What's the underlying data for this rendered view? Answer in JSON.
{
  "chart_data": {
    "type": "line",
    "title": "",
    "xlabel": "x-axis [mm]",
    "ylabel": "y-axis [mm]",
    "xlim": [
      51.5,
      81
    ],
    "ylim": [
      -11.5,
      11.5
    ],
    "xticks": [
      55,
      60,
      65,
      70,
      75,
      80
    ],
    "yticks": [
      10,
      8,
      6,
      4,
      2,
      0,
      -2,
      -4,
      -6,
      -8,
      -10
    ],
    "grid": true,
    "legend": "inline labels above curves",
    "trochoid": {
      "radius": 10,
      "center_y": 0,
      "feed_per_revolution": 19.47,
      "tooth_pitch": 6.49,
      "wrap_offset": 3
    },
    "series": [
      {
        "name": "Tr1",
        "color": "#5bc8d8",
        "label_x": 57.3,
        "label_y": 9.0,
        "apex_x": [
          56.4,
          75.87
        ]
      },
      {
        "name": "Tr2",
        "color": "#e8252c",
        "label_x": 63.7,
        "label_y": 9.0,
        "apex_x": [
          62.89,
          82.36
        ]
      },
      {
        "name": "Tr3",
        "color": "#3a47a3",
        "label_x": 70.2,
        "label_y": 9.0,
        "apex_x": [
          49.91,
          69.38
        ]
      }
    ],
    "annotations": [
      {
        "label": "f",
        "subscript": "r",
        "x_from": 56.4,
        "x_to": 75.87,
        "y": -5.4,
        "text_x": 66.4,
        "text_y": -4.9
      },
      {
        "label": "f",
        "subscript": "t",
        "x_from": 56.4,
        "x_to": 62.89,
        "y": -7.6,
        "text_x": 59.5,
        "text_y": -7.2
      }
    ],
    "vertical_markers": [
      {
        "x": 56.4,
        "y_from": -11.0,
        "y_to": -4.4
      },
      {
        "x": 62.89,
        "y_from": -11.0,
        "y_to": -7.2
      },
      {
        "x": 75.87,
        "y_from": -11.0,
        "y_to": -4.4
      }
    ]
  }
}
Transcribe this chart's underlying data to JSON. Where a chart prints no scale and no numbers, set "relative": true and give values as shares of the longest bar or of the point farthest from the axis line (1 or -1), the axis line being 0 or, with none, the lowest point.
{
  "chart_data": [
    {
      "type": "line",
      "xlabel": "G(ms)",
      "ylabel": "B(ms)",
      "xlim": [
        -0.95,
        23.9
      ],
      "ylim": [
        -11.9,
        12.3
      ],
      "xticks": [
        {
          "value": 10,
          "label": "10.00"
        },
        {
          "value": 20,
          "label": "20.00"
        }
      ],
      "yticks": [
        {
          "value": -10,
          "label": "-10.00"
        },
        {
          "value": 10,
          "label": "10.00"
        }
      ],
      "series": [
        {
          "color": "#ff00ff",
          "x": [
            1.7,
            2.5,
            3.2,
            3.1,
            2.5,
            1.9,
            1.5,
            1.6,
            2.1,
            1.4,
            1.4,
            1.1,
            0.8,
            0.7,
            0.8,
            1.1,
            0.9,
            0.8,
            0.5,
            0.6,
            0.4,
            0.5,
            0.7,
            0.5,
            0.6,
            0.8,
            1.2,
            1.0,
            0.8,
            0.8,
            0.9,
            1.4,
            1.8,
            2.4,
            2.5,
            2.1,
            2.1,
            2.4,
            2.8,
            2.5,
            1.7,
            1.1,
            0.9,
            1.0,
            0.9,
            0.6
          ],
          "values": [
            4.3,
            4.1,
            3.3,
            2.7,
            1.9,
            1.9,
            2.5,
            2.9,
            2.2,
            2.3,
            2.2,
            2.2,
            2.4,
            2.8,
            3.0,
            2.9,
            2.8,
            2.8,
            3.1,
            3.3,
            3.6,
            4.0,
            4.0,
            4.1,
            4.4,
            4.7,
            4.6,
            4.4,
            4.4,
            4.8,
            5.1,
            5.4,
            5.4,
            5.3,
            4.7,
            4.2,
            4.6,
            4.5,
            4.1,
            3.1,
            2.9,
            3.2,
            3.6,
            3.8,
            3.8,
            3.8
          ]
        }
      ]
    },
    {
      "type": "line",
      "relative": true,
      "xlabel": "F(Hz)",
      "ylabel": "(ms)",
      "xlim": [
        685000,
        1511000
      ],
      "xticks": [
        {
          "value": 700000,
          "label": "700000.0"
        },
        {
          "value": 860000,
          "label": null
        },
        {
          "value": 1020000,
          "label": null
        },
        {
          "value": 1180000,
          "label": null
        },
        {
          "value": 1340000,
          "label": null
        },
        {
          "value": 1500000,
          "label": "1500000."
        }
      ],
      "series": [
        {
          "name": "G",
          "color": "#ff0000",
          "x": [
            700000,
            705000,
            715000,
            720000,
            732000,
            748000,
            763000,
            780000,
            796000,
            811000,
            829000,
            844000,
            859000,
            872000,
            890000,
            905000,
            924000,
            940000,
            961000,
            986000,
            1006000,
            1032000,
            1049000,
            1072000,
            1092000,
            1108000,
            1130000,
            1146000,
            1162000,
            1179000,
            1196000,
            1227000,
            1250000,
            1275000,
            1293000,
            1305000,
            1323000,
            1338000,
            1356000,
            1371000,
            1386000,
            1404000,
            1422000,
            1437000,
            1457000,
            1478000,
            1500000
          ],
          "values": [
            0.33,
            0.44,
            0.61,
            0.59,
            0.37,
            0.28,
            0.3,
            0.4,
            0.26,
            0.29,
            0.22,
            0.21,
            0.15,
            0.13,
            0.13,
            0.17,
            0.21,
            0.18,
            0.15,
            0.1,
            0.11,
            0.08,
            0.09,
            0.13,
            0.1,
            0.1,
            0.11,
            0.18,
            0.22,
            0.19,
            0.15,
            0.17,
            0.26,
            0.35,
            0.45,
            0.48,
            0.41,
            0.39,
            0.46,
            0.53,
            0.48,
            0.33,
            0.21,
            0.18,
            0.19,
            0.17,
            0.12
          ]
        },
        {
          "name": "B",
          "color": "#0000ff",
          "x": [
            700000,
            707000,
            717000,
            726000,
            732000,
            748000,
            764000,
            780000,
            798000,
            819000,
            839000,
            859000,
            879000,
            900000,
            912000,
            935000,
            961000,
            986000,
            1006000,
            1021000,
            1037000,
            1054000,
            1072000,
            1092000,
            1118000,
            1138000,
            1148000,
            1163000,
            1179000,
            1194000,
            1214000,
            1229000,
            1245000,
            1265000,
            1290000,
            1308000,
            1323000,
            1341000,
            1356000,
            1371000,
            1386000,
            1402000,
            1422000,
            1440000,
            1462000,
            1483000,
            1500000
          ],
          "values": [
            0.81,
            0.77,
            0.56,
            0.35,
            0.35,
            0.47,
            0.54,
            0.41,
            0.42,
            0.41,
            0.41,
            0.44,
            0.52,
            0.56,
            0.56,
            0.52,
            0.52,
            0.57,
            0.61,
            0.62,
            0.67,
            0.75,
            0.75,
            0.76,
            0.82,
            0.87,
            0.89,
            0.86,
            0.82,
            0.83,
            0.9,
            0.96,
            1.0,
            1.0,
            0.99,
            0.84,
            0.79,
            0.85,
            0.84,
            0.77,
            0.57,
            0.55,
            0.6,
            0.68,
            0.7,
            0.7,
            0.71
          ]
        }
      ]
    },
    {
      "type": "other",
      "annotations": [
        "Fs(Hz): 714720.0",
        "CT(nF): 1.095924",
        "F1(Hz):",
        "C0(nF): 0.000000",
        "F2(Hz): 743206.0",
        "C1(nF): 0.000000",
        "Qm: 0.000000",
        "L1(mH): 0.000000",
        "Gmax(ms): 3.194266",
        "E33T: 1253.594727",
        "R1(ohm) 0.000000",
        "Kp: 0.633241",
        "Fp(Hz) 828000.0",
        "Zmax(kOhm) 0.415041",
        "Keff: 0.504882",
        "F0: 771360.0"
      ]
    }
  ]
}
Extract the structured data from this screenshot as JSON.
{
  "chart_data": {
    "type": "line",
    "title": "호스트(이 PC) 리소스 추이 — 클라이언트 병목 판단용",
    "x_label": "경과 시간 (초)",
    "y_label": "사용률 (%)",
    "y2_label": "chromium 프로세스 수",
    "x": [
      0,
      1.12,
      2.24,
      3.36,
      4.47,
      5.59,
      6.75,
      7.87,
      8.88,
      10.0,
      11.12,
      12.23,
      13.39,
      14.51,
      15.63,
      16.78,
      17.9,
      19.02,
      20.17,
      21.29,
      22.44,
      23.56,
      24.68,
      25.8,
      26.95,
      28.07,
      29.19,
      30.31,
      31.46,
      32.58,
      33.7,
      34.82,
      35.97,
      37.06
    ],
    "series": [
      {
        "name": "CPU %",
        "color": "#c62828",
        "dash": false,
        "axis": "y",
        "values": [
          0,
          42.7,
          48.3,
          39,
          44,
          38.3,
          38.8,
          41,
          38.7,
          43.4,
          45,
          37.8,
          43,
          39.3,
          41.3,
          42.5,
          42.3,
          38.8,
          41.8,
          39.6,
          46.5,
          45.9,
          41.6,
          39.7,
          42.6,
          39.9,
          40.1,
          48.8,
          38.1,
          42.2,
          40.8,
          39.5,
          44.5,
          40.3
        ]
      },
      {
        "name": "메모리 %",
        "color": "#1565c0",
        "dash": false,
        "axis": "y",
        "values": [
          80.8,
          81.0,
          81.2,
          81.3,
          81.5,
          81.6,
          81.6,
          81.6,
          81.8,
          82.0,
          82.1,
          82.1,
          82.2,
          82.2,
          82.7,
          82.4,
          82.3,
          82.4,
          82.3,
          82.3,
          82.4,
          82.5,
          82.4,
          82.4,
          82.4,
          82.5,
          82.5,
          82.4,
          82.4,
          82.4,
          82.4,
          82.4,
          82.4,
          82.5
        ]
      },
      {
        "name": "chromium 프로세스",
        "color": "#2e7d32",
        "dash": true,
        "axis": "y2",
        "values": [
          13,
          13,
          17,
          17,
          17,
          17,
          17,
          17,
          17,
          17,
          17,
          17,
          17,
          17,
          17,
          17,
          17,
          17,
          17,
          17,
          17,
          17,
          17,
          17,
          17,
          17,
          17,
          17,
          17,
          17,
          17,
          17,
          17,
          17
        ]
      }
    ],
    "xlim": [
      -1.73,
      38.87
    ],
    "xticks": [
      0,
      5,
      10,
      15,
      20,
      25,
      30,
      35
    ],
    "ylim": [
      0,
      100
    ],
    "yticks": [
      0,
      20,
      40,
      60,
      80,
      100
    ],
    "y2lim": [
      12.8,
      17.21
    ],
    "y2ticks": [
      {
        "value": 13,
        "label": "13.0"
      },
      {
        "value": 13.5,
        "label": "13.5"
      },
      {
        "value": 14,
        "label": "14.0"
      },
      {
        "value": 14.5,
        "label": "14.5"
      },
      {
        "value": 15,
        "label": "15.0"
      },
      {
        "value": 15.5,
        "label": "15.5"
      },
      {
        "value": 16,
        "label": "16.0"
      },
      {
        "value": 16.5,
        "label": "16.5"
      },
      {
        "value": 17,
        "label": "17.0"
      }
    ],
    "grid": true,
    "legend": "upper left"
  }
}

+++

TO DO - Report how many lines of the data hold the string "relative"; give only the number.

EXERCISE RESPONSE - 2